Data records:
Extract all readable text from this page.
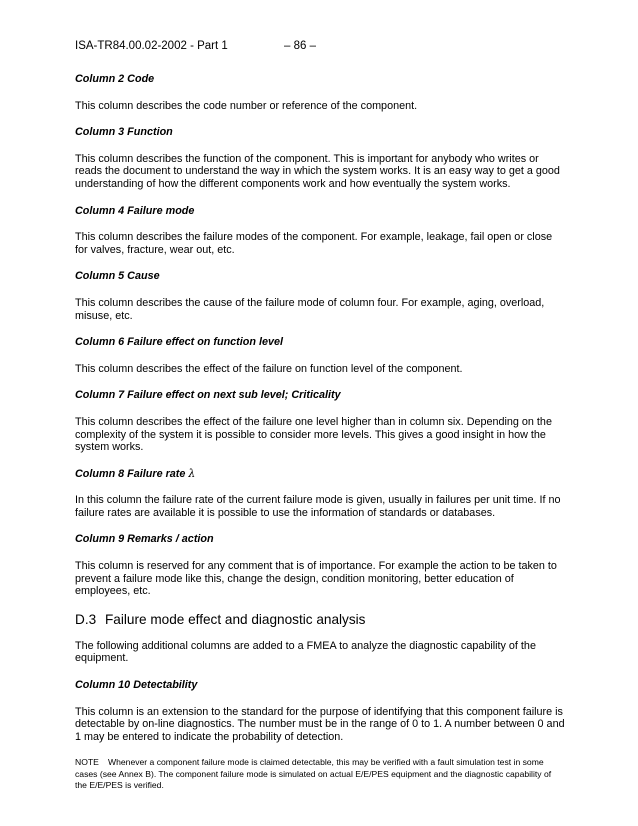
ISA-TR84.00.02-2002 - Part 1	– 86 –

Column 2 Code

This column describes the code number or reference of the component.

Column 3 Function

This column describes the function of the component. This is important for anybody who writes or reads the document to understand the way in which the system works. It is an easy way to get a good understanding of how the different components work and how eventually the system works.

Column 4 Failure mode

This column describes the failure modes of the component. For example, leakage, fail open or close for valves, fracture, wear out, etc.

Column 5 Cause

This column describes the cause of the failure mode of column four. For example, aging, overload, misuse, etc.

Column 6 Failure effect on function level

This column describes the effect of the failure on function level of the component.

Column 7 Failure effect on next sub level; Criticality

This column describes the effect of the failure one level higher than in column six. Depending on the complexity of the system it is possible to consider more levels. This gives a good insight in how the system works.

Column 8 Failure rate λ

In this column the failure rate of the current failure mode is given, usually in failures per unit time. If no failure rates are available it is possible to use the information of standards or databases.

Column 9 Remarks / action

This column is reserved for any comment that is of importance. For example the action to be taken to prevent a failure mode like this, change the design, condition monitoring, better education of employees, etc.

D.3 Failure mode effect and diagnostic analysis

The following additional columns are added to a FMEA to analyze the diagnostic capability of the equipment.

Column 10 Detectability

This column is an extension to the standard for the purpose of identifying that this component failure is detectable by on-line diagnostics. The number must be in the range of 0 to 1. A number between 0 and 1 may be entered to indicate the probability of detection.

NOTE Whenever a component failure mode is claimed detectable, this may be verified with a fault simulation test in some cases (see Annex B). The component failure mode is simulated on actual E/E/PES equipment and the diagnostic capability of the E/E/PES is verified.
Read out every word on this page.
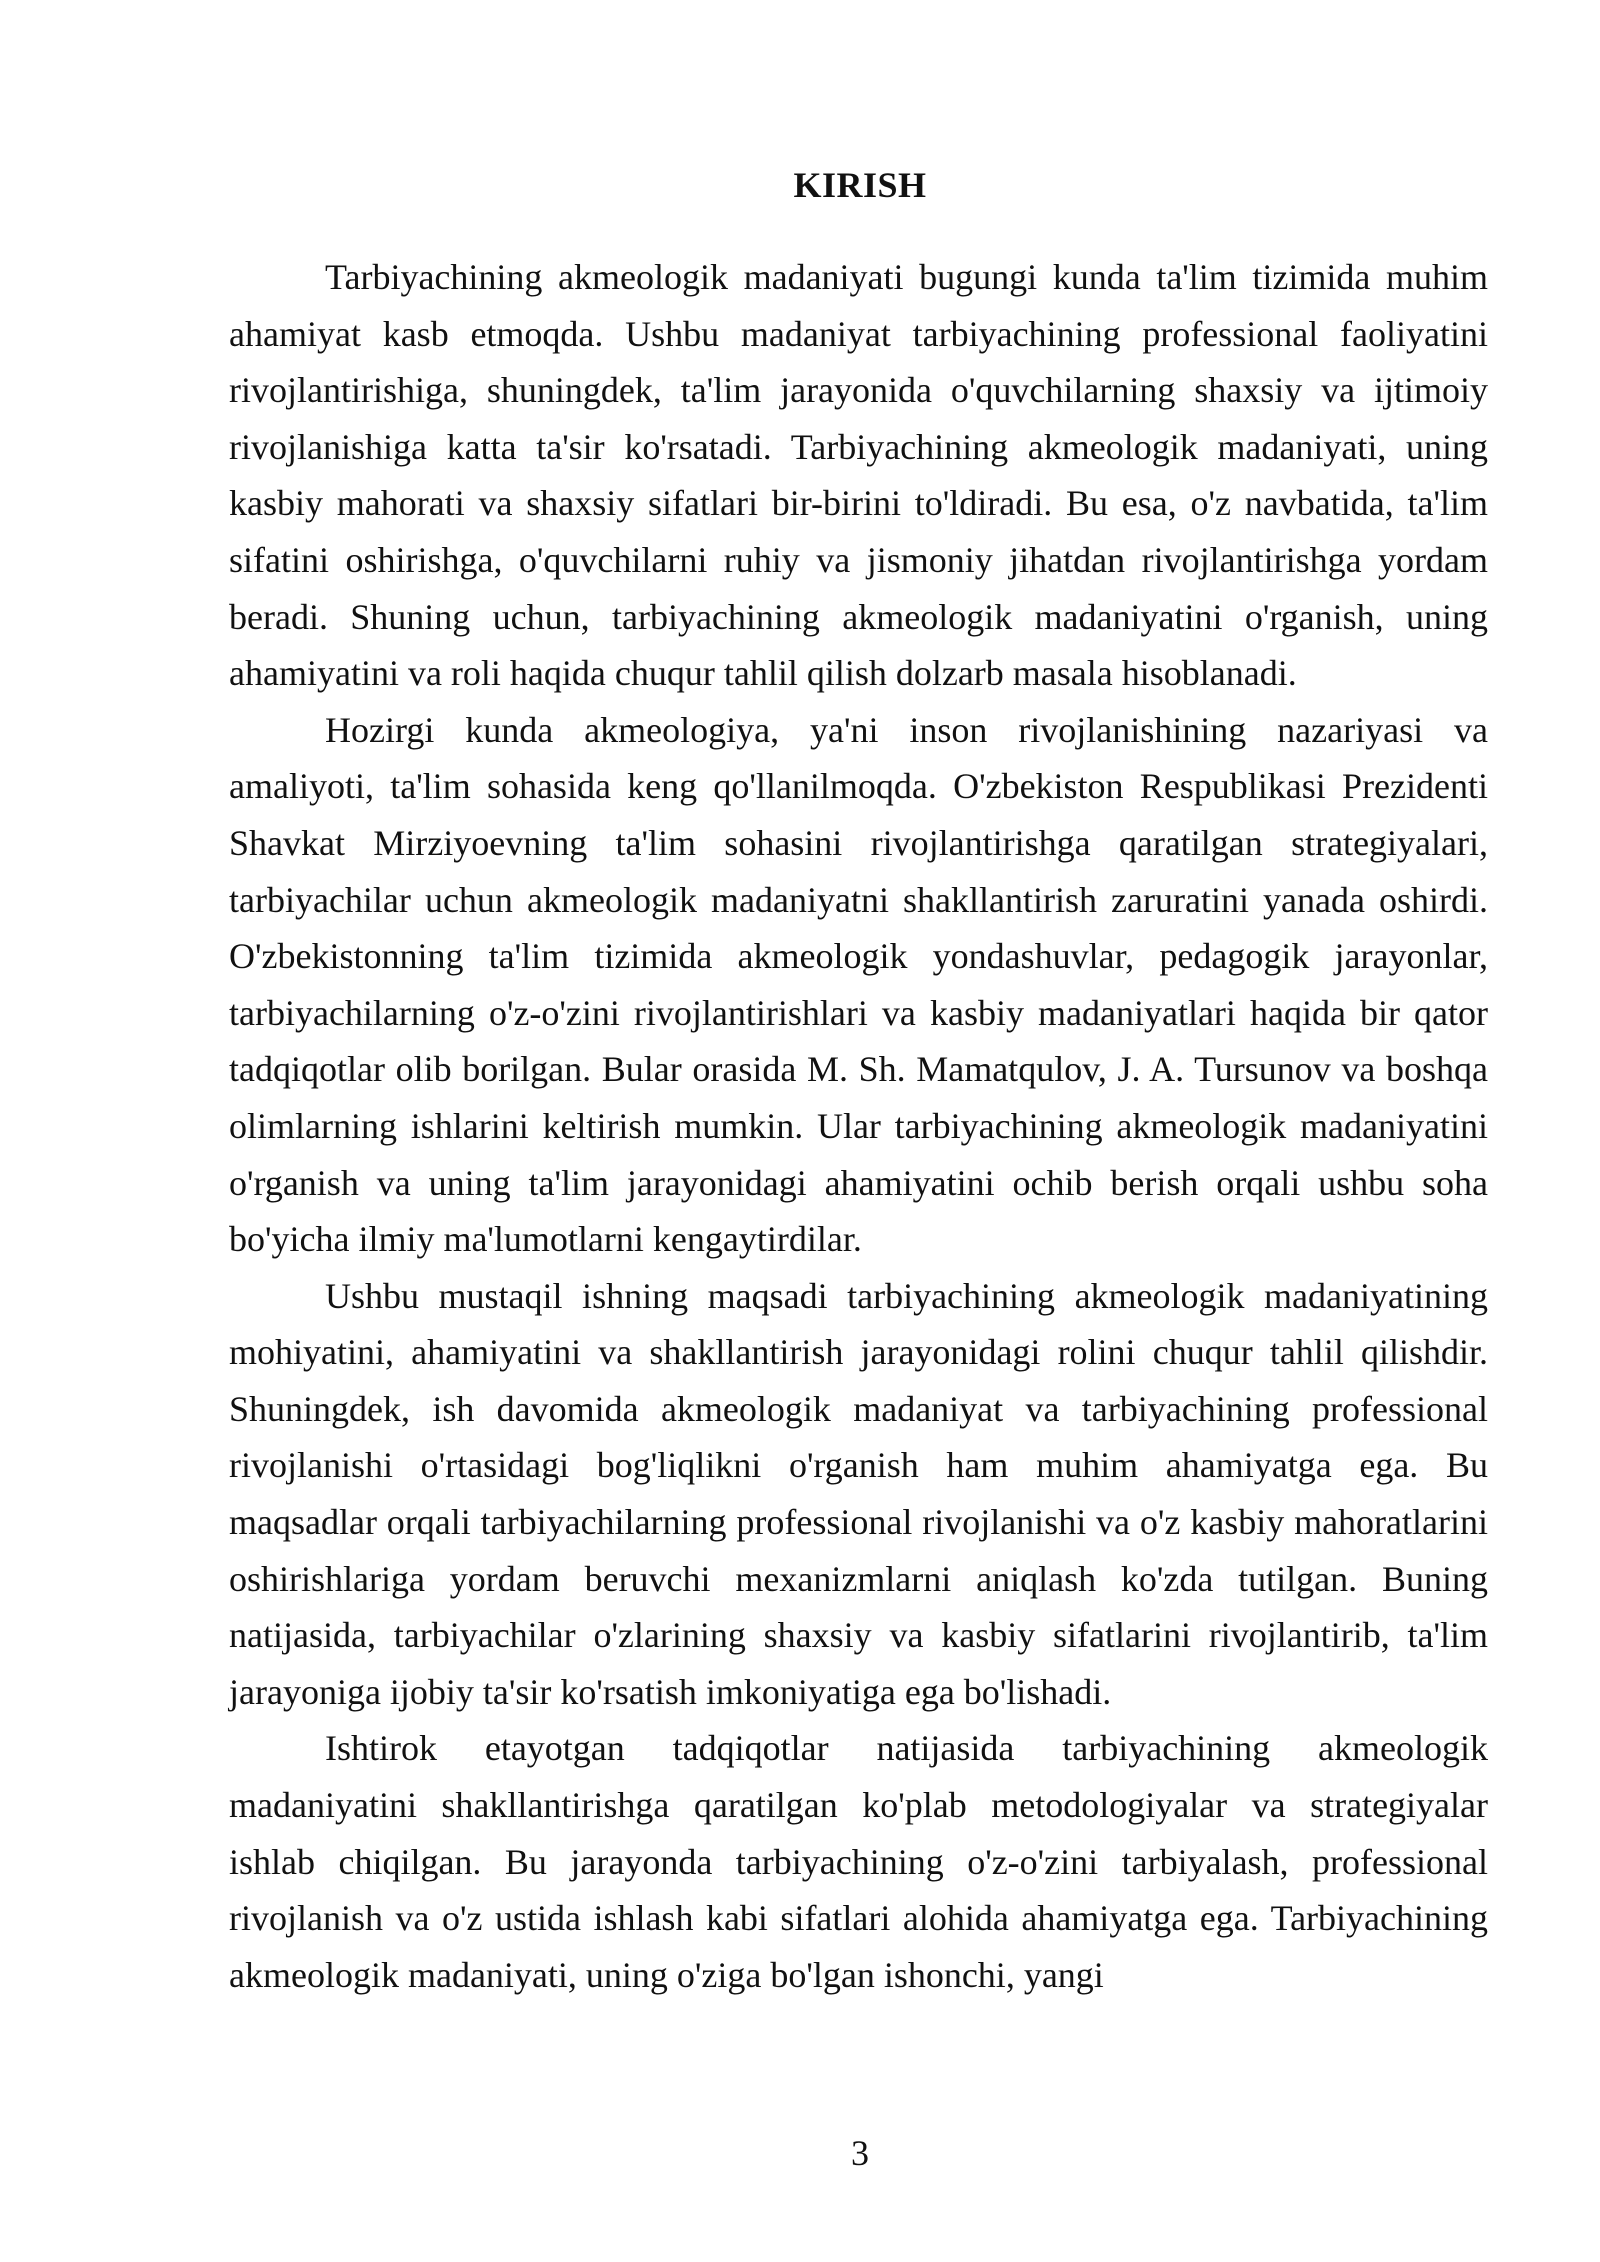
KIRISH

Tarbiyachining akmeologik madaniyati bugungi kunda ta'lim tizimida muhim ahamiyat kasb etmoqda. Ushbu madaniyat tarbiyachining professional faoliyatini rivojlantirishiga, shuningdek, ta'lim jarayonida o'quvchilarning shaxsiy va ijtimoiy rivojlanishiga katta ta'sir ko'rsatadi. Tarbiyachining akmeologik madaniyati, uning kasbiy mahorati va shaxsiy sifatlari bir-birini to'ldiradi. Bu esa, o'z navbatida, ta'lim sifatini oshirishga, o'quvchilarni ruhiy va jismoniy jihatdan rivojlantirishga yordam beradi. Shuning uchun, tarbiyachining akmeologik madaniyatini o'rganish, uning ahamiyatini va roli haqida chuqur tahlil qilish dolzarb masala hisoblanadi.

Hozirgi kunda akmeologiya, ya'ni inson rivojlanishining nazariyasi va amaliyoti, ta'lim sohasida keng qo'llanilmoqda. O'zbekiston Respublikasi Prezidenti Shavkat Mirziyoevning ta'lim sohasini rivojlantirishga qaratilgan strategiyalari, tarbiyachilar uchun akmeologik madaniyatni shakllantirish zaruratini yanada oshirdi. O'zbekistonning ta'lim tizimida akmeologik yondashuvlar, pedagogik jarayonlar, tarbiyachilarning o'z-o'zini rivojlantirishlari va kasbiy madaniyatlari haqida bir qator tadqiqotlar olib borilgan. Bular orasida M. Sh. Mamatqulov, J. A. Tursunov va boshqa olimlarning ishlarini keltirish mumkin. Ular tarbiyachining akmeologik madaniyatini o'rganish va uning ta'lim jarayonidagi ahamiyatini ochib berish orqali ushbu soha bo'yicha ilmiy ma'lumotlarni kengaytirdilar.

Ushbu mustaqil ishning maqsadi tarbiyachining akmeologik madaniyatining mohiyatini, ahamiyatini va shakllantirish jarayonidagi rolini chuqur tahlil qilishdir. Shuningdek, ish davomida akmeologik madaniyat va tarbiyachining professional rivojlanishi o'rtasidagi bog'liqlikni o'rganish ham muhim ahamiyatga ega. Bu maqsadlar orqali tarbiyachilarning professional rivojlanishi va o'z kasbiy mahoratlarini oshirishlariga yordam beruvchi mexanizmlarni aniqlash ko'zda tutilgan. Buning natijasida, tarbiyachilar o'zlarining shaxsiy va kasbiy sifatlarini rivojlantirib, ta'lim jarayoniga ijobiy ta'sir ko'rsatish imkoniyatiga ega bo'lishadi.

Ishtirok etayotgan tadqiqotlar natijasida tarbiyachining akmeologik madaniyatini shakllantirishga qaratilgan ko'plab metodologiyalar va strategiyalar ishlab chiqilgan. Bu jarayonda tarbiyachining o'z-o'zini tarbiyalash, professional rivojlanish va o'z ustida ishlash kabi sifatlari alohida ahamiyatga ega. Tarbiyachining akmeologik madaniyati, uning o'ziga bo'lgan ishonchi, yangi

3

Description of the task> Write out all the entries exactly, except for the pictures.

Task solution>
Extract all readable text from this page.
ISA-TR84.00.02-2002 - Part 1	– 86 –

Column 2 Code

This column describes the code number or reference of the component.

Column 3 Function

This column describes the function of the component. This is important for anybody who writes or reads the document to understand the way in which the system works. It is an easy way to get a good understanding of how the different components work and how eventually the system works.

Column 4 Failure mode

This column describes the failure modes of the component. For example, leakage, fail open or close for valves, fracture, wear out, etc.

Column 5 Cause

This column describes the cause of the failure mode of column four. For example, aging, overload, misuse, etc.

Column 6 Failure effect on function level

This column describes the effect of the failure on function level of the component.

Column 7 Failure effect on next sub level; Criticality

This column describes the effect of the failure one level higher than in column six. Depending on the complexity of the system it is possible to consider more levels. This gives a good insight in how the system works.

Column 8 Failure rate λ

In this column the failure rate of the current failure mode is given, usually in failures per unit time. If no failure rates are available it is possible to use the information of standards or databases.

Column 9 Remarks / action

This column is reserved for any comment that is of importance. For example the action to be taken to prevent a failure mode like this, change the design, condition monitoring, better education of employees, etc.

D.3 Failure mode effect and diagnostic analysis

The following additional columns are added to a FMEA to analyze the diagnostic capability of the equipment.

Column 10 Detectability

This column is an extension to the standard for the purpose of identifying that this component failure is detectable by on-line diagnostics. The number must be in the range of 0 to 1. A number between 0 and 1 may be entered to indicate the probability of detection.

NOTE Whenever a component failure mode is claimed detectable, this may be verified with a fault simulation test in some cases (see Annex B). The component failure mode is simulated on actual E/E/PES equipment and the diagnostic capability of the E/E/PES is verified.
Read out every word on this page.
KIRISH

Tarbiyachining akmeologik madaniyati bugungi kunda ta'lim tizimida muhim ahamiyat kasb etmoqda. Ushbu madaniyat tarbiyachining professional faoliyatini rivojlantirishiga, shuningdek, ta'lim jarayonida o'quvchilarning shaxsiy va ijtimoiy rivojlanishiga katta ta'sir ko'rsatadi. Tarbiyachining akmeologik madaniyati, uning kasbiy mahorati va shaxsiy sifatlari bir-birini to'ldiradi. Bu esa, o'z navbatida, ta'lim sifatini oshirishga, o'quvchilarni ruhiy va jismoniy jihatdan rivojlantirishga yordam beradi. Shuning uchun, tarbiyachining akmeologik madaniyatini o'rganish, uning ahamiyatini va roli haqida chuqur tahlil qilish dolzarb masala hisoblanadi.

Hozirgi kunda akmeologiya, ya'ni inson rivojlanishining nazariyasi va amaliyoti, ta'lim sohasida keng qo'llanilmoqda. O'zbekiston Respublikasi Prezidenti Shavkat Mirziyoevning ta'lim sohasini rivojlantirishga qaratilgan strategiyalari, tarbiyachilar uchun akmeologik madaniyatni shakllantirish zaruratini yanada oshirdi. O'zbekistonning ta'lim tizimida akmeologik yondashuvlar, pedagogik jarayonlar, tarbiyachilarning o'z-o'zini rivojlantirishlari va kasbiy madaniyatlari haqida bir qator tadqiqotlar olib borilgan. Bular orasida M. Sh. Mamatqulov, J. A. Tursunov va boshqa olimlarning ishlarini keltirish mumkin. Ular tarbiyachining akmeologik madaniyatini o'rganish va uning ta'lim jarayonidagi ahamiyatini ochib berish orqali ushbu soha bo'yicha ilmiy ma'lumotlarni kengaytirdilar.

Ushbu mustaqil ishning maqsadi tarbiyachining akmeologik madaniyatining mohiyatini, ahamiyatini va shakllantirish jarayonidagi rolini chuqur tahlil qilishdir. Shuningdek, ish davomida akmeologik madaniyat va tarbiyachining professional rivojlanishi o'rtasidagi bog'liqlikni o'rganish ham muhim ahamiyatga ega. Bu maqsadlar orqali tarbiyachilarning professional rivojlanishi va o'z kasbiy mahoratlarini oshirishlariga yordam beruvchi mexanizmlarni aniqlash ko'zda tutilgan. Buning natijasida, tarbiyachilar o'zlarining shaxsiy va kasbiy sifatlarini rivojlantirib, ta'lim jarayoniga ijobiy ta'sir ko'rsatish imkoniyatiga ega bo'lishadi.

Ishtirok etayotgan tadqiqotlar natijasida tarbiyachining akmeologik madaniyatini shakllantirishga qaratilgan ko'plab metodologiyalar va strategiyalar ishlab chiqilgan. Bu jarayonda tarbiyachining o'z-o'zini tarbiyalash, professional rivojlanish va o'z ustida ishlash kabi sifatlari alohida ahamiyatga ega. Tarbiyachining akmeologik madaniyati, uning o'ziga bo'lgan ishonchi, yangi

3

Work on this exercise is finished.